EXERCISE DATA:
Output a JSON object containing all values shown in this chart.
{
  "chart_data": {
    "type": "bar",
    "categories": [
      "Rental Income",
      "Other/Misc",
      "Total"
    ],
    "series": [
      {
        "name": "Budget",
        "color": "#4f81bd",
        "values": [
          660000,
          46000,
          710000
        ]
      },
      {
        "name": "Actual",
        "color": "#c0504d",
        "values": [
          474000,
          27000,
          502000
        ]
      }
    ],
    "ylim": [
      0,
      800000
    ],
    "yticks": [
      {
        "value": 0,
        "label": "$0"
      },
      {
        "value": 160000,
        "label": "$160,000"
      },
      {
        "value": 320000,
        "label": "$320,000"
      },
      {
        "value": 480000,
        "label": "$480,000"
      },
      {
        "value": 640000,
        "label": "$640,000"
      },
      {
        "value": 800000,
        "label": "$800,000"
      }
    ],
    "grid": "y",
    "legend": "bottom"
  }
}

PROBLEM REQUIREMENTS: All of the lines above need to be given again exactly.

OUTPUT OF THE EXERCISE:
Output a JSON object containing all values shown in this chart.
{
  "chart_data": {
    "type": "bar",
    "categories": [
      "Rental Income",
      "Other/Misc",
      "Total"
    ],
    "series": [
      {
        "name": "Budget",
        "color": "#4f81bd",
        "values": [
          660000,
          46000,
          710000
        ]
      },
      {
        "name": "Actual",
        "color": "#c0504d",
        "values": [
          474000,
          27000,
          502000
        ]
      }
    ],
    "ylim": [
      0,
      800000
    ],
    "yticks": [
      {
        "value": 0,
        "label": "$0"
      },
      {
        "value": 160000,
        "label": "$160,000"
      },
      {
        "value": 320000,
        "label": "$320,000"
      },
      {
        "value": 480000,
        "label": "$480,000"
      },
      {
        "value": 640000,
        "label": "$640,000"
      },
      {
        "value": 800000,
        "label": "$800,000"
      }
    ],
    "grid": "y",
    "legend": "bottom"
  }
}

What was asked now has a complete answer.